TASK GOAL | Copy each line that holds "TOVM".

SOURCE RECORDS |

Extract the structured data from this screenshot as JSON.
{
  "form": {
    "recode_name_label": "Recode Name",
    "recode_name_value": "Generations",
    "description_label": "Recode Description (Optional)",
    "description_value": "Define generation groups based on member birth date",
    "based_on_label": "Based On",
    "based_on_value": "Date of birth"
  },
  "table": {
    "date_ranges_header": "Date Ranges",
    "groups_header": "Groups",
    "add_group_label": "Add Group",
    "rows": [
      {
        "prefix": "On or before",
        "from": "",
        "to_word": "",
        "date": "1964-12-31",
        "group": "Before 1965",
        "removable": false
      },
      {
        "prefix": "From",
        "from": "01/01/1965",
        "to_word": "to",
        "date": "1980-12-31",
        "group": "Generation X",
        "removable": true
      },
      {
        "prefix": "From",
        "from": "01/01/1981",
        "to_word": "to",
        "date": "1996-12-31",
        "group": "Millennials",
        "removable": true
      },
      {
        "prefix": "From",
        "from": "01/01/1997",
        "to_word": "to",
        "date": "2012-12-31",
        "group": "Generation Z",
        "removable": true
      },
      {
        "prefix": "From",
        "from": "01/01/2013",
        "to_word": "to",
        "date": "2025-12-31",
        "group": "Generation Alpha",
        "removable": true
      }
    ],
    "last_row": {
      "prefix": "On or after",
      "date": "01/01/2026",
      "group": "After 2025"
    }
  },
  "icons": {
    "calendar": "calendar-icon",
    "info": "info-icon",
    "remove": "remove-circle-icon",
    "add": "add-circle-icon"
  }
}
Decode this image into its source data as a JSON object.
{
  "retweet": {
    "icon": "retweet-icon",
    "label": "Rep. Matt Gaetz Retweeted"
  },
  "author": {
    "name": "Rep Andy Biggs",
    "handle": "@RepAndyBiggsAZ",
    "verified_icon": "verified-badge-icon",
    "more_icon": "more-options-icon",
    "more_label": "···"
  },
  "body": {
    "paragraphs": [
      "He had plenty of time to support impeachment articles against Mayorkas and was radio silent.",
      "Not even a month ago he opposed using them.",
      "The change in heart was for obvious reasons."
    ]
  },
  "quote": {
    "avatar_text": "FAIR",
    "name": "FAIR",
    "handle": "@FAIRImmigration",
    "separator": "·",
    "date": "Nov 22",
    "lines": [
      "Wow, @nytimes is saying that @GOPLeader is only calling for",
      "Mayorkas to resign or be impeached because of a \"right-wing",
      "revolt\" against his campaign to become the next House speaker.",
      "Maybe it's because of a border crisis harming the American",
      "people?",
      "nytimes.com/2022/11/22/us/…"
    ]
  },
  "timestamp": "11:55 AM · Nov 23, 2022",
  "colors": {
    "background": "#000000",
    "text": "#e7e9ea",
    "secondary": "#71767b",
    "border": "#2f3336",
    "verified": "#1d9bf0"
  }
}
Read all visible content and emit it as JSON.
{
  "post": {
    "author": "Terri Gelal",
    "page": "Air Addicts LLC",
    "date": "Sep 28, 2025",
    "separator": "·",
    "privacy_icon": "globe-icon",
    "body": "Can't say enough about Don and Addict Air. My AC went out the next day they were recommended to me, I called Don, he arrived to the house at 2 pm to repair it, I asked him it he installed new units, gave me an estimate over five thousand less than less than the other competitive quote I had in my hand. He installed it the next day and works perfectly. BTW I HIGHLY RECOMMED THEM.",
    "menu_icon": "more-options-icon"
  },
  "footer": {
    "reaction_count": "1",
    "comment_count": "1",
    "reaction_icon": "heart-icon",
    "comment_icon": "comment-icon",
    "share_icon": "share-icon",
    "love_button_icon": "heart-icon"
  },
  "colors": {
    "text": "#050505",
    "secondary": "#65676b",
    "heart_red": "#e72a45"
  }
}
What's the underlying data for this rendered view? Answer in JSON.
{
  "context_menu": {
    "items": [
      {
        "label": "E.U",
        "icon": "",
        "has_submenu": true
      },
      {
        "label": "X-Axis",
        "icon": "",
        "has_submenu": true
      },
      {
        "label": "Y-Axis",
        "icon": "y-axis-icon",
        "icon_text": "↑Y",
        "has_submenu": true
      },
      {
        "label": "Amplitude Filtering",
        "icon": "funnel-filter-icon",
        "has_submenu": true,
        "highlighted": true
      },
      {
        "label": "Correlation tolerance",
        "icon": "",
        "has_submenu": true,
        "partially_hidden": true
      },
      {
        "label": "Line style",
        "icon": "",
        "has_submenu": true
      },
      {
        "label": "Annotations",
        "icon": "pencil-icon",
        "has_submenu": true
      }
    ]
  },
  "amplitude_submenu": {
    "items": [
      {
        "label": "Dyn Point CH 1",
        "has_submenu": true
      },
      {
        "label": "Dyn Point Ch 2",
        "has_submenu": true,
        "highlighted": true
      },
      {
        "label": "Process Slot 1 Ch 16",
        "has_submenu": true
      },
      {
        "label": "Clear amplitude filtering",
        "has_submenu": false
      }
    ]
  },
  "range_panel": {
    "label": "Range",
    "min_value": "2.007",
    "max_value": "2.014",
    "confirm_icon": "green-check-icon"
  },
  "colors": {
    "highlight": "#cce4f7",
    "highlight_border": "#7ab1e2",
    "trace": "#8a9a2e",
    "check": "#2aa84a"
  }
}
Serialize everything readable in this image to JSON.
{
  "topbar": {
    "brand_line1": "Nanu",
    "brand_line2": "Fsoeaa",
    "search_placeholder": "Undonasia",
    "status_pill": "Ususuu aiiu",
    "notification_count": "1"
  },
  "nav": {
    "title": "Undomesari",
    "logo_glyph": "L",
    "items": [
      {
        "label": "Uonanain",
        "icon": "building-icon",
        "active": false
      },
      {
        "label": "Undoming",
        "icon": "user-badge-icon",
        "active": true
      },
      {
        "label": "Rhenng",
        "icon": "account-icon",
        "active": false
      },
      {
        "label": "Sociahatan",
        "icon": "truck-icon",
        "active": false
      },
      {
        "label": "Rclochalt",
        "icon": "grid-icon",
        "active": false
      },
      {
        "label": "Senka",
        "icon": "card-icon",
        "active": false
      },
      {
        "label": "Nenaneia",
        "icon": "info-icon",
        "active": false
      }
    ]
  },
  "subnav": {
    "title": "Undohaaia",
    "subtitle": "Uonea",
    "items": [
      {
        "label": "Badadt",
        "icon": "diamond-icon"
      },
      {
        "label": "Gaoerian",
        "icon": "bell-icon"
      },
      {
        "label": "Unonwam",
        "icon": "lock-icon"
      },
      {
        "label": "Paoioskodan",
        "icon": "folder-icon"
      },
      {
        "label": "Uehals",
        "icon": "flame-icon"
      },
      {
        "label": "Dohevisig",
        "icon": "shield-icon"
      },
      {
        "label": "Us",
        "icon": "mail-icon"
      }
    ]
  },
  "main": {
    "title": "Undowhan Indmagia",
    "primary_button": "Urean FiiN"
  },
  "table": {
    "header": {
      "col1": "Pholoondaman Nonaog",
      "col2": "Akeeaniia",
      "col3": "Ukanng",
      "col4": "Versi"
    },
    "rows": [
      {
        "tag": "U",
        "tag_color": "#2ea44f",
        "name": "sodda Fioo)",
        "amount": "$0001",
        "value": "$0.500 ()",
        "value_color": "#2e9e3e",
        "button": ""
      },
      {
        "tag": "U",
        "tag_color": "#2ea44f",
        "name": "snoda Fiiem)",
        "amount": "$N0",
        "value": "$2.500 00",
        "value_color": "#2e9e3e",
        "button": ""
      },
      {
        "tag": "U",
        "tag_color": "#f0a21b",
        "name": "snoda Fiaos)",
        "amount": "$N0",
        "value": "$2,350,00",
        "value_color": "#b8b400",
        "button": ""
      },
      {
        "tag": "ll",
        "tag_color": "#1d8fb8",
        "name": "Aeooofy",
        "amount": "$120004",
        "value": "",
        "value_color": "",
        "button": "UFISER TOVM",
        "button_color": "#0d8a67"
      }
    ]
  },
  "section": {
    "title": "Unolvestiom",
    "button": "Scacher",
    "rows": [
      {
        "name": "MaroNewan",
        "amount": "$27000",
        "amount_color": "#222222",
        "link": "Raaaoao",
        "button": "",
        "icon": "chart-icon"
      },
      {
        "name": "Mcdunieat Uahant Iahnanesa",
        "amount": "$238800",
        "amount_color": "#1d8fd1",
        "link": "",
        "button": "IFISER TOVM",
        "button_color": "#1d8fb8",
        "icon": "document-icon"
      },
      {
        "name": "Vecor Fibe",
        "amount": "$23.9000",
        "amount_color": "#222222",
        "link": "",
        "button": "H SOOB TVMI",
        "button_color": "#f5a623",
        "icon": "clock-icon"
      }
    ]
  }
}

SOLUTION FOR THIS PROBLEM |
        "button": "UFISER TOVM",
        "button": "IFISER TOVM",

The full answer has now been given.